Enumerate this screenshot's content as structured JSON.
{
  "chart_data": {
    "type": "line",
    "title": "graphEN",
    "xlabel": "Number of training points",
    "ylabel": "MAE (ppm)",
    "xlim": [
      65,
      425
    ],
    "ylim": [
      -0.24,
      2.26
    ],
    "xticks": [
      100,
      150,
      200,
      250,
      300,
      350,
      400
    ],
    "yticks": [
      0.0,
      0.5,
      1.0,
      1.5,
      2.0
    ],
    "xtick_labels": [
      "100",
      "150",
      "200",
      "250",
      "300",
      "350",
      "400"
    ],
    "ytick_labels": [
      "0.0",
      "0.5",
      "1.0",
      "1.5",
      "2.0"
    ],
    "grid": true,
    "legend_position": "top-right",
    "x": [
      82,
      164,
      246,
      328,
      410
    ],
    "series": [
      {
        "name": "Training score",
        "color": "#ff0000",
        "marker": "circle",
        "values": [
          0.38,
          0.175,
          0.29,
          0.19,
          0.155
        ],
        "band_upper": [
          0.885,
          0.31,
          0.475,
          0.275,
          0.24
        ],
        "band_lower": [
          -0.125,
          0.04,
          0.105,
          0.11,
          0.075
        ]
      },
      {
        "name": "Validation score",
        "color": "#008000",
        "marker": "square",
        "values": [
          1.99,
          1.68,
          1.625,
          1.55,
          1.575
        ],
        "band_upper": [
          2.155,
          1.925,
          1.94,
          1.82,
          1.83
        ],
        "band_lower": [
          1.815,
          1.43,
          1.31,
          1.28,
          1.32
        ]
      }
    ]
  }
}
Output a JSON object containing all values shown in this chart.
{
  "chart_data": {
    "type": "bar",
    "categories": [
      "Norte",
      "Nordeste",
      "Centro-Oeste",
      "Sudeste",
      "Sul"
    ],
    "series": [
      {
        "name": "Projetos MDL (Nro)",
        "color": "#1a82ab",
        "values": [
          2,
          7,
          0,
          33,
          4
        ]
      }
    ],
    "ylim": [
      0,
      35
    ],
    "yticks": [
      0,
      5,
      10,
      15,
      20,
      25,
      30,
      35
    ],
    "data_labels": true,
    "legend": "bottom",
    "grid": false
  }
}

════════════════════

## GIVEN REQUEST
Gather and return every line that holds the string "color".

## REPLY TO THE EXERCISE
        "color": "#ff0000",
        "color": "#008000",
        "color": "#1a82ab",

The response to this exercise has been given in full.